==== Information shown ====

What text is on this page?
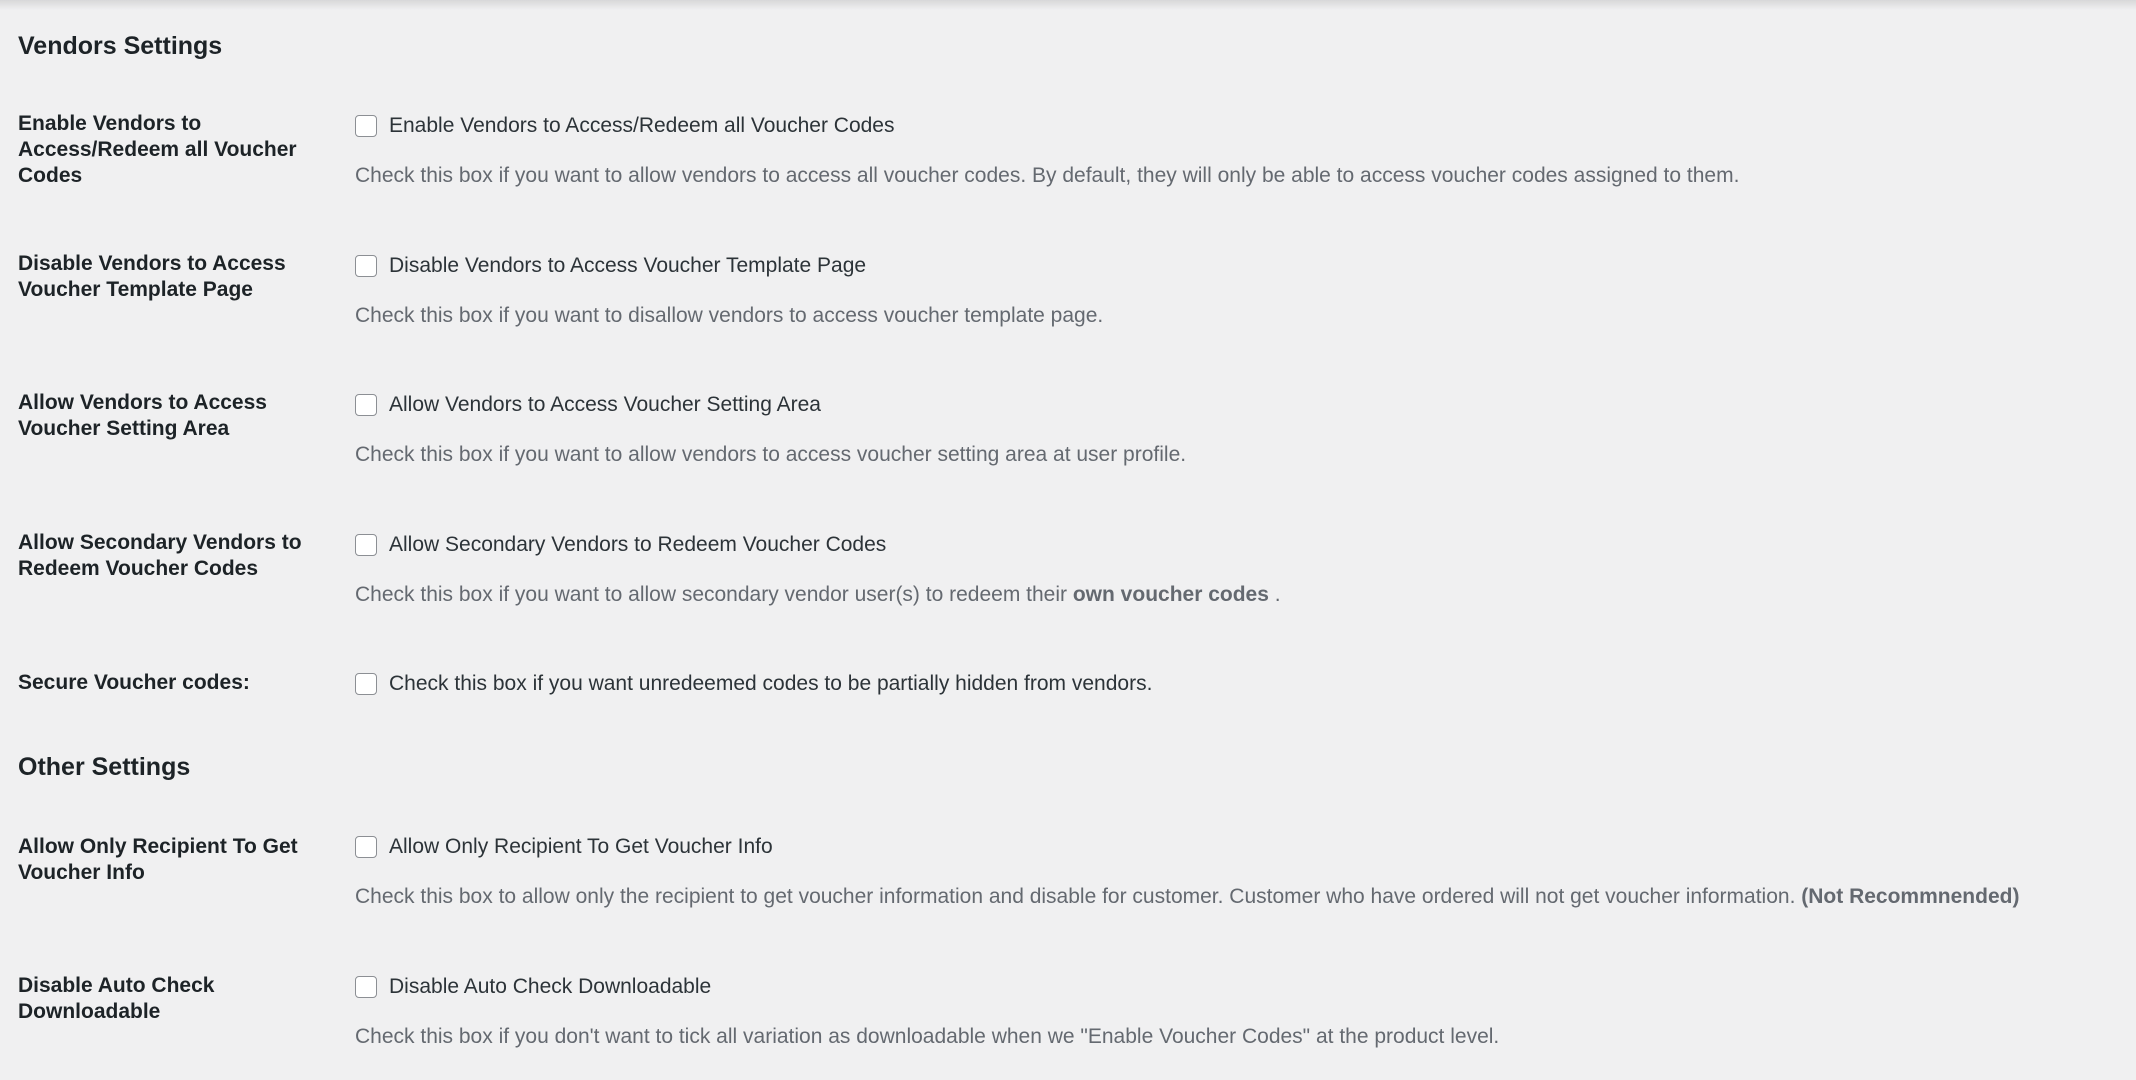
Vendors Settings
Enable Vendors to Access/Redeem all Voucher Codes
Enable Vendors to Access/Redeem all Voucher Codes
Check this box if you want to allow vendors to access all voucher codes. By default, they will only be able to access voucher codes assigned to them.
Disable Vendors to Access Voucher Template Page
Disable Vendors to Access Voucher Template Page
Check this box if you want to disallow vendors to access voucher template page.
Allow Vendors to Access Voucher Setting Area
Allow Vendors to Access Voucher Setting Area
Check this box if you want to allow vendors to access voucher setting area at user profile.
Allow Secondary Vendors to Redeem Voucher Codes
Allow Secondary Vendors to Redeem Voucher Codes
Check this box if you want to allow secondary vendor user(s) to redeem their own voucher codes .
Secure Voucher codes:	Check this box if you want unredeemed codes to be partially hidden from vendors.
Other Settings
Allow Only Recipient To Get Voucher Info
Allow Only Recipient To Get Voucher Info
Check this box to allow only the recipient to get voucher information and disable for customer. Customer who have ordered will not get voucher information. (Not Recommnended)
Disable Auto Check Downloadable
Disable Auto Check Downloadable
Check this box if you don't want to tick all variation as downloadable when we "Enable Voucher Codes" at the product level.
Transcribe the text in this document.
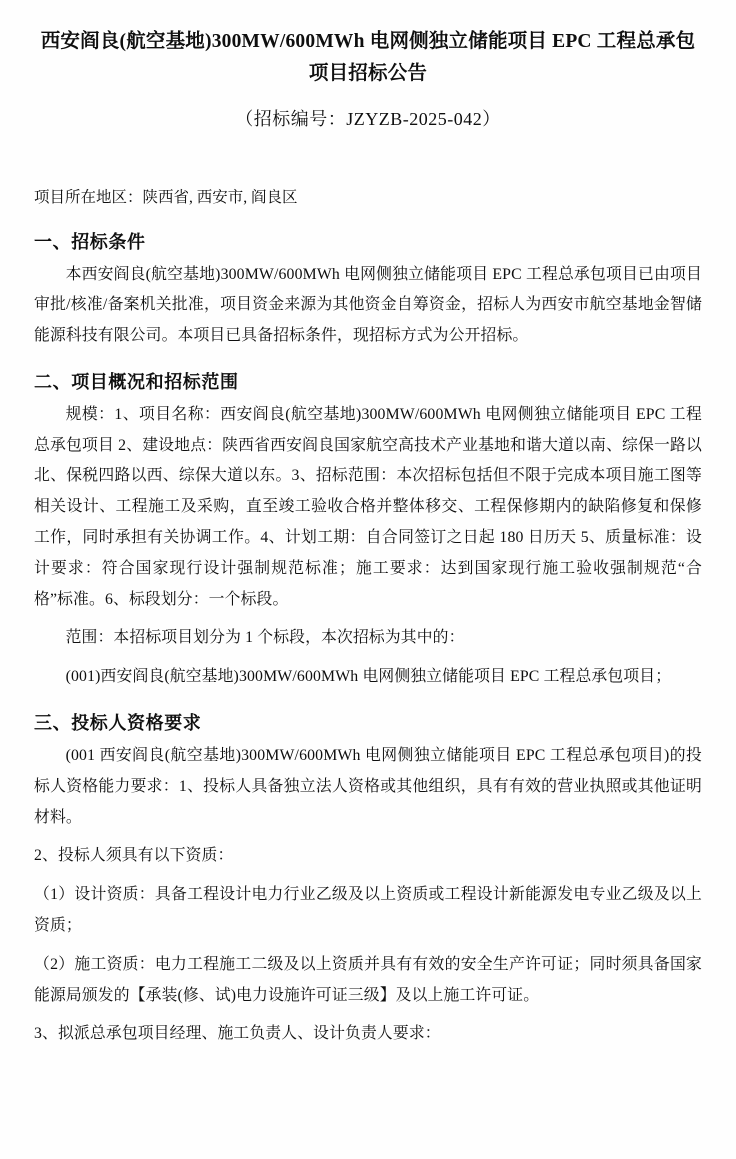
西安阎良(航空基地)300MW/600MWh 电网侧独立储能项目 EPC 工程总承包项目招标公告
（招标编号：JZYZB-2025-042）

项目所在地区：陕西省, 西安市, 阎良区

一、招标条件

本西安阎良(航空基地)300MW/600MWh 电网侧独立储能项目 EPC 工程总承包项目已由项目审批/核准/备案机关批准，项目资金来源为其他资金自筹资金，招标人为西安市航空基地金智储能源科技有限公司。本项目已具备招标条件，现招标方式为公开招标。

二、项目概况和招标范围

规模：1、项目名称：西安阎良(航空基地)300MW/600MWh 电网侧独立储能项目 EPC 工程总承包项目 2、建设地点：陕西省西安阎良国家航空高技术产业基地和谐大道以南、综保一路以北、保税四路以西、综保大道以东。3、招标范围：本次招标包括但不限于完成本项目施工图等相关设计、工程施工及采购，直至竣工验收合格并整体移交、工程保修期内的缺陷修复和保修工作，同时承担有关协调工作。4、计划工期：自合同签订之日起 180 日历天 5、质量标准：设计要求：符合国家现行设计强制规范标准；施工要求：达到国家现行施工验收强制规范“合格”标准。6、标段划分：一个标段。

范围：本招标项目划分为 1 个标段，本次招标为其中的：

(001)西安阎良(航空基地)300MW/600MWh 电网侧独立储能项目 EPC 工程总承包项目；

三、投标人资格要求

(001 西安阎良(航空基地)300MW/600MWh 电网侧独立储能项目 EPC 工程总承包项目)的投标人资格能力要求：1、投标人具备独立法人资格或其他组织，具有有效的营业执照或其他证明材料。

2、投标人须具有以下资质：

（1）设计资质：具备工程设计电力行业乙级及以上资质或工程设计新能源发电专业乙级及以上资质；

（2）施工资质：电力工程施工二级及以上资质并具有有效的安全生产许可证；同时须具备国家能源局颁发的【承装(修、试)电力设施许可证三级】及以上施工许可证。

3、拟派总承包项目经理、施工负责人、设计负责人要求：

====

Objective. Transcribe the whole listing, character for character, but not its images.

Solved problem.
What text is on this page?
Vendors Settings
Enable Vendors to Access/Redeem all Voucher Codes
Enable Vendors to Access/Redeem all Voucher Codes
Check this box if you want to allow vendors to access all voucher codes. By default, they will only be able to access voucher codes assigned to them.
Disable Vendors to Access Voucher Template Page
Disable Vendors to Access Voucher Template Page
Check this box if you want to disallow vendors to access voucher template page.
Allow Vendors to Access Voucher Setting Area
Allow Vendors to Access Voucher Setting Area
Check this box if you want to allow vendors to access voucher setting area at user profile.
Allow Secondary Vendors to Redeem Voucher Codes
Allow Secondary Vendors to Redeem Voucher Codes
Check this box if you want to allow secondary vendor user(s) to redeem their own voucher codes .
Secure Voucher codes:	Check this box if you want unredeemed codes to be partially hidden from vendors.
Other Settings
Allow Only Recipient To Get Voucher Info
Allow Only Recipient To Get Voucher Info
Check this box to allow only the recipient to get voucher information and disable for customer. Customer who have ordered will not get voucher information. (Not Recommnended)
Disable Auto Check Downloadable
Disable Auto Check Downloadable
Check this box if you don't want to tick all variation as downloadable when we "Enable Voucher Codes" at the product level.
Transcribe the text in this document.
西安阎良(航空基地)300MW/600MWh 电网侧独立储能项目 EPC 工程总承包项目招标公告
（招标编号：JZYZB-2025-042）

项目所在地区：陕西省, 西安市, 阎良区

一、招标条件

本西安阎良(航空基地)300MW/600MWh 电网侧独立储能项目 EPC 工程总承包项目已由项目审批/核准/备案机关批准，项目资金来源为其他资金自筹资金，招标人为西安市航空基地金智储能源科技有限公司。本项目已具备招标条件，现招标方式为公开招标。

二、项目概况和招标范围

规模：1、项目名称：西安阎良(航空基地)300MW/600MWh 电网侧独立储能项目 EPC 工程总承包项目 2、建设地点：陕西省西安阎良国家航空高技术产业基地和谐大道以南、综保一路以北、保税四路以西、综保大道以东。3、招标范围：本次招标包括但不限于完成本项目施工图等相关设计、工程施工及采购，直至竣工验收合格并整体移交、工程保修期内的缺陷修复和保修工作，同时承担有关协调工作。4、计划工期：自合同签订之日起 180 日历天 5、质量标准：设计要求：符合国家现行设计强制规范标准；施工要求：达到国家现行施工验收强制规范“合格”标准。6、标段划分：一个标段。

范围：本招标项目划分为 1 个标段，本次招标为其中的：

(001)西安阎良(航空基地)300MW/600MWh 电网侧独立储能项目 EPC 工程总承包项目；

三、投标人资格要求

(001 西安阎良(航空基地)300MW/600MWh 电网侧独立储能项目 EPC 工程总承包项目)的投标人资格能力要求：1、投标人具备独立法人资格或其他组织，具有有效的营业执照或其他证明材料。

2、投标人须具有以下资质：

（1）设计资质：具备工程设计电力行业乙级及以上资质或工程设计新能源发电专业乙级及以上资质；

（2）施工资质：电力工程施工二级及以上资质并具有有效的安全生产许可证；同时须具备国家能源局颁发的【承装(修、试)电力设施许可证三级】及以上施工许可证。

3、拟派总承包项目经理、施工负责人、设计负责人要求：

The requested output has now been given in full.